## Given problem
Where a line holds the string "ffffff", return that line.

## Entries provided
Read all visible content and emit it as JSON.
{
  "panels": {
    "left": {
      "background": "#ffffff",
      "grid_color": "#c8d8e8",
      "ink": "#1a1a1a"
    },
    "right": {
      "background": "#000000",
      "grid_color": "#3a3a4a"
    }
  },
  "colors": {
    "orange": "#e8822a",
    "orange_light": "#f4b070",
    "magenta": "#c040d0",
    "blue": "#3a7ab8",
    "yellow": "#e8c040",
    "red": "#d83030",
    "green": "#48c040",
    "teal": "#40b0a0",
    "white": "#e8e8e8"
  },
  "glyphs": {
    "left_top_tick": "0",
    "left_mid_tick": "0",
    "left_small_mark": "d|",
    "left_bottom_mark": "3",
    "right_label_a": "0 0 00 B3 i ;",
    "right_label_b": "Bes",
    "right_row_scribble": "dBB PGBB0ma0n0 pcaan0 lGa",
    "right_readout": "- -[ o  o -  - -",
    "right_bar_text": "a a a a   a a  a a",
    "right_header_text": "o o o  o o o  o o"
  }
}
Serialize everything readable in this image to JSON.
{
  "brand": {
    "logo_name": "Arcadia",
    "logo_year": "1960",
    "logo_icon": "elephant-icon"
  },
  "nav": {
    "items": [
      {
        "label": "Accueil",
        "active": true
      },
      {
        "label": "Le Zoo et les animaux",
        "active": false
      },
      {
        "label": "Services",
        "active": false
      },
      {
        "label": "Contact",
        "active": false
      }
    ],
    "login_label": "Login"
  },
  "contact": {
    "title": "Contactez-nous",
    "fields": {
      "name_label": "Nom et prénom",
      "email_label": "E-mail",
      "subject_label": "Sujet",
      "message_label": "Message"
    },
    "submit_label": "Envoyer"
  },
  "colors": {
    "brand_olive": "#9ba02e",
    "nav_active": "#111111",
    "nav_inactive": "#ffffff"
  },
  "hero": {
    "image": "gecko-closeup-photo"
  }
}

## Answer to this task
      "background": "#ffffff",
    "nav_inactive": "#ffffff"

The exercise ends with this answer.